BRIEF - Give the number of lines that include the word "Department", nothing more.
** Start PROVIDED RECORDS **
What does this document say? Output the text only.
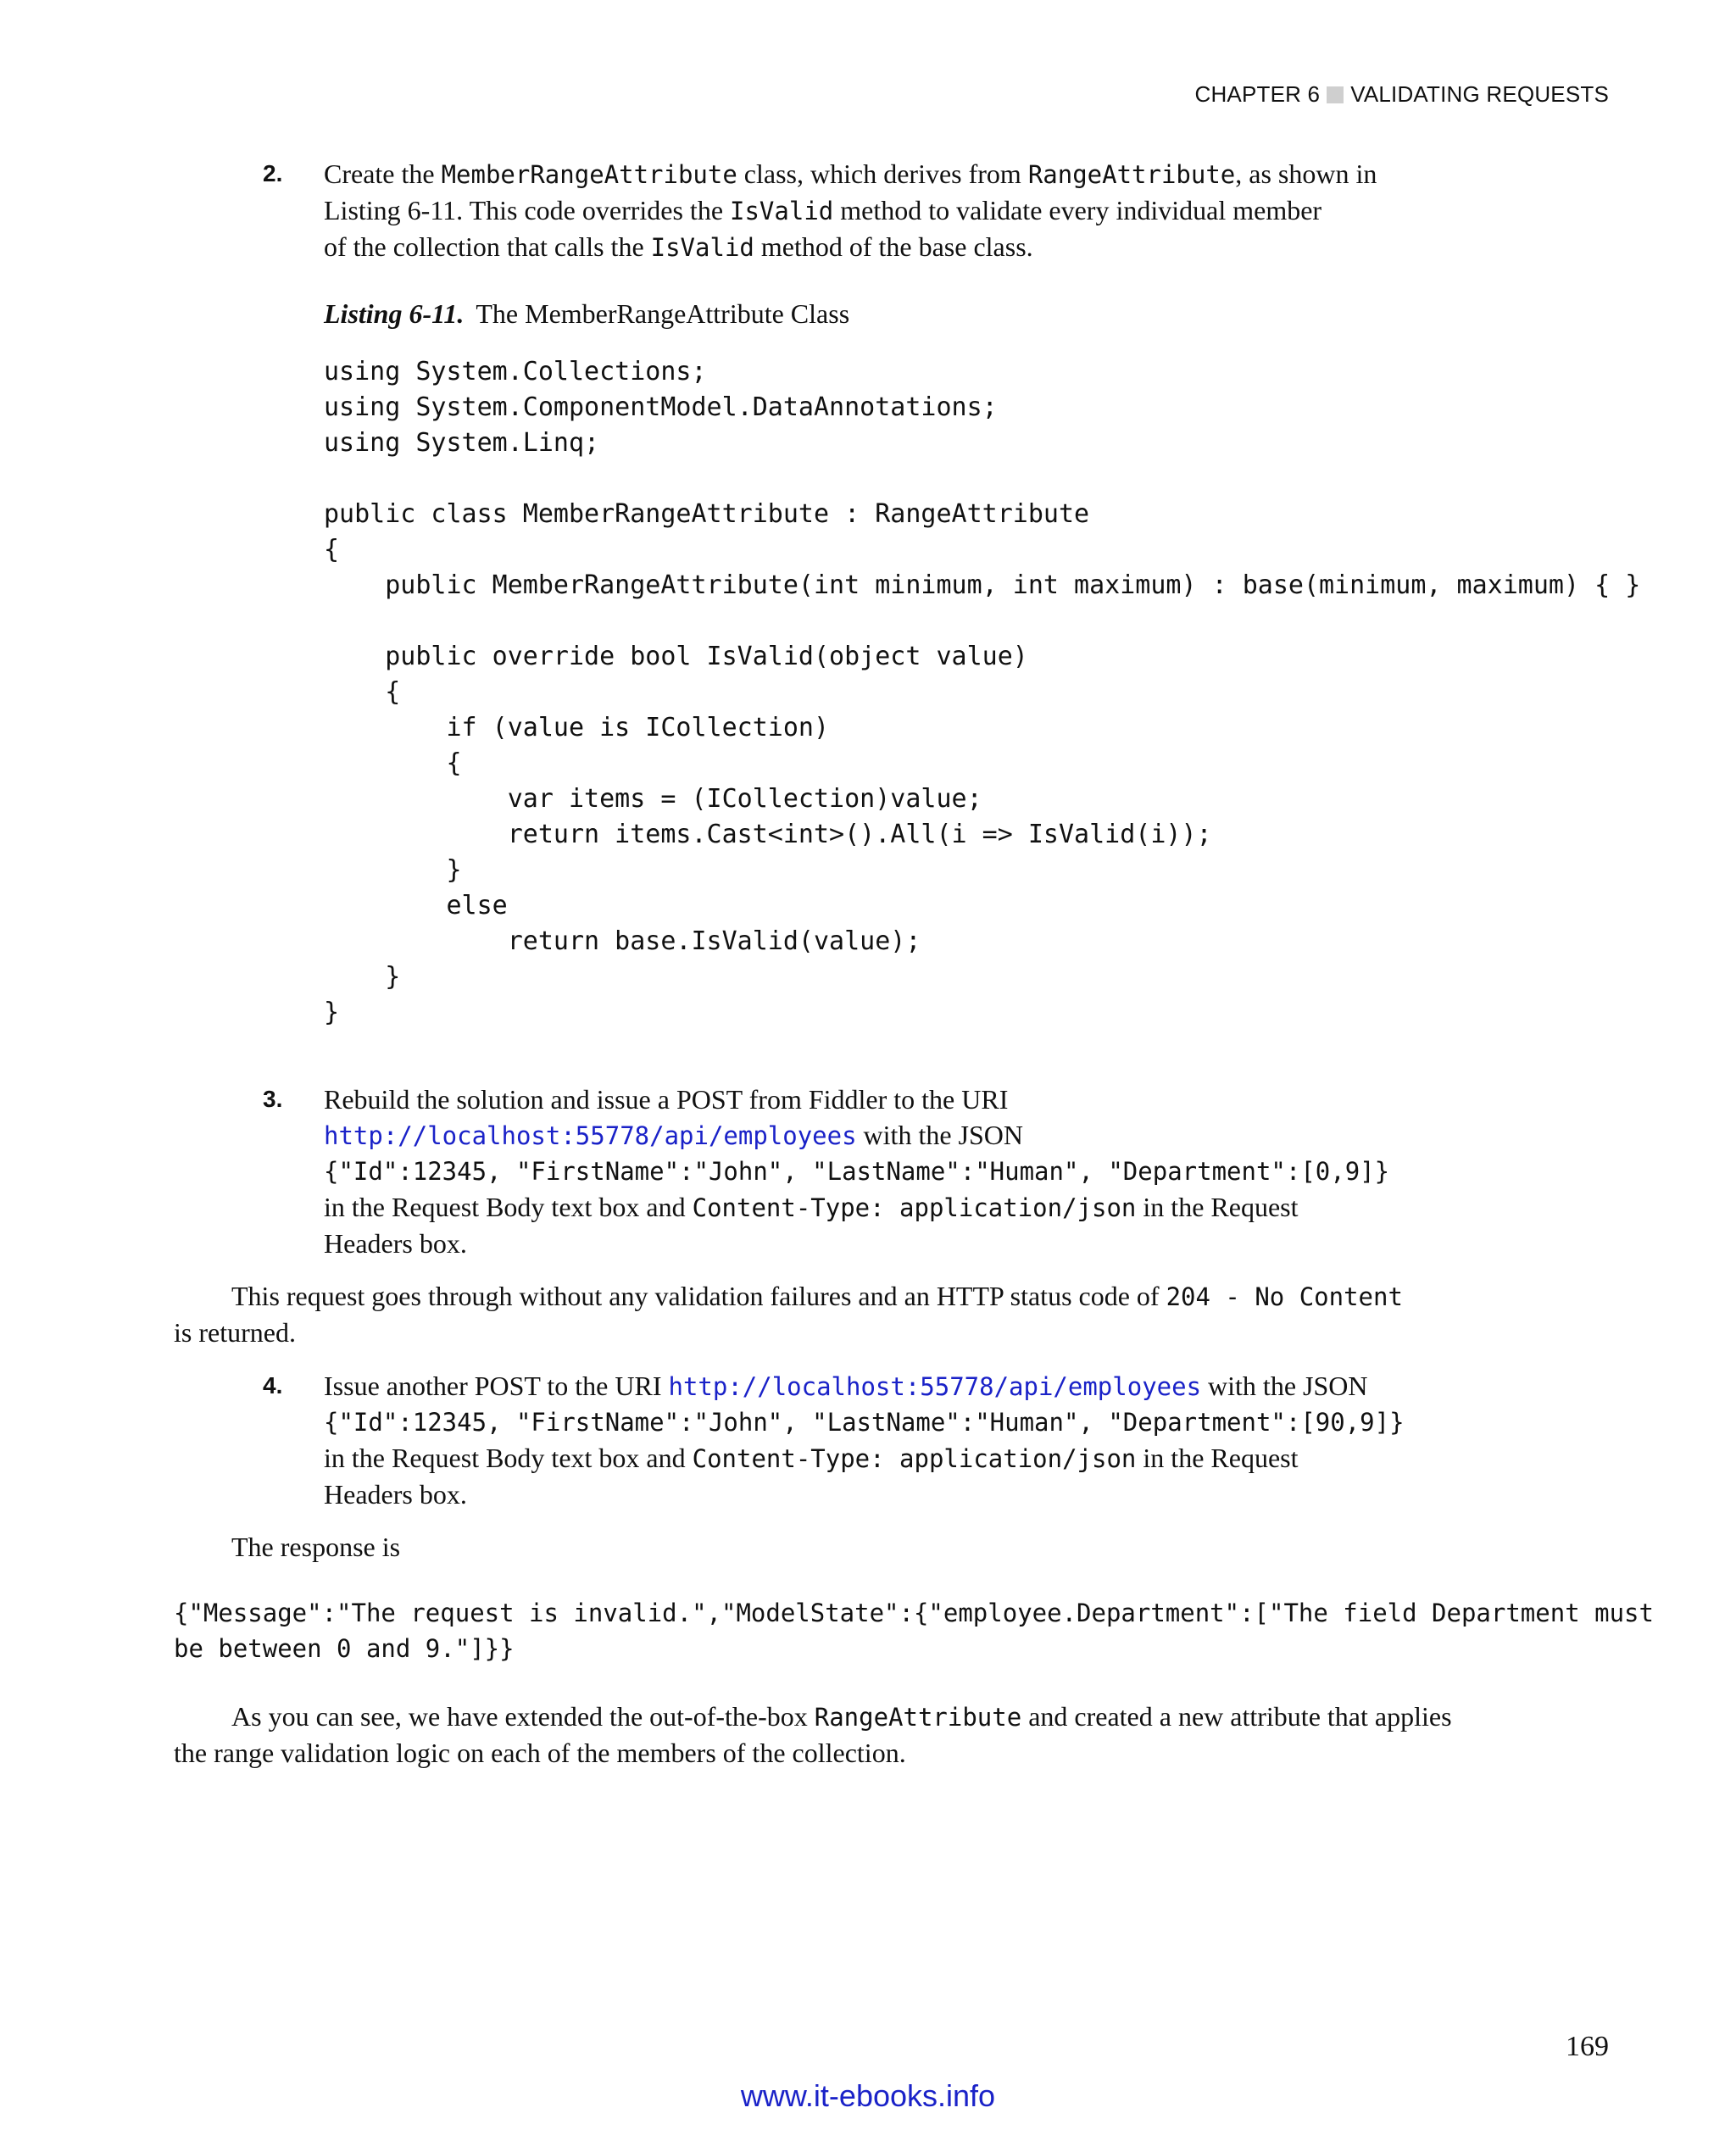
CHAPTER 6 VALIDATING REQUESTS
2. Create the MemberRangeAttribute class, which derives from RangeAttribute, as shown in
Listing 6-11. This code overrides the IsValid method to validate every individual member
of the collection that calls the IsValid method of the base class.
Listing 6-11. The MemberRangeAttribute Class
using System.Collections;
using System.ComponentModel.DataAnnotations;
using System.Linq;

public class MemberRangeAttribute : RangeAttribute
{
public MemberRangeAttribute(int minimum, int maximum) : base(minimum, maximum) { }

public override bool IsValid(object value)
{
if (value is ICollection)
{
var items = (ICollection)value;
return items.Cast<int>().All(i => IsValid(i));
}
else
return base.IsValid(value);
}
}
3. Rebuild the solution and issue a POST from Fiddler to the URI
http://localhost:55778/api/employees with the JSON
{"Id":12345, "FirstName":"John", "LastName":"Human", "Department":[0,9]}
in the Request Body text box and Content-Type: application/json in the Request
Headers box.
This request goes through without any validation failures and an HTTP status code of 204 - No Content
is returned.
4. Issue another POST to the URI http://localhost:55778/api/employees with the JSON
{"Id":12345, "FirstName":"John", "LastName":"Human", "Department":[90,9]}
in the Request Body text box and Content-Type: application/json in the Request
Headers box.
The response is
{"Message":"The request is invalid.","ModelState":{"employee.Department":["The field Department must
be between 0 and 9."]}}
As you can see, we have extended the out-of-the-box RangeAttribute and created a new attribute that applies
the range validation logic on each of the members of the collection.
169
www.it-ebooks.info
** End PROVIDED RECORDS **
EXERCISE RESULT - 3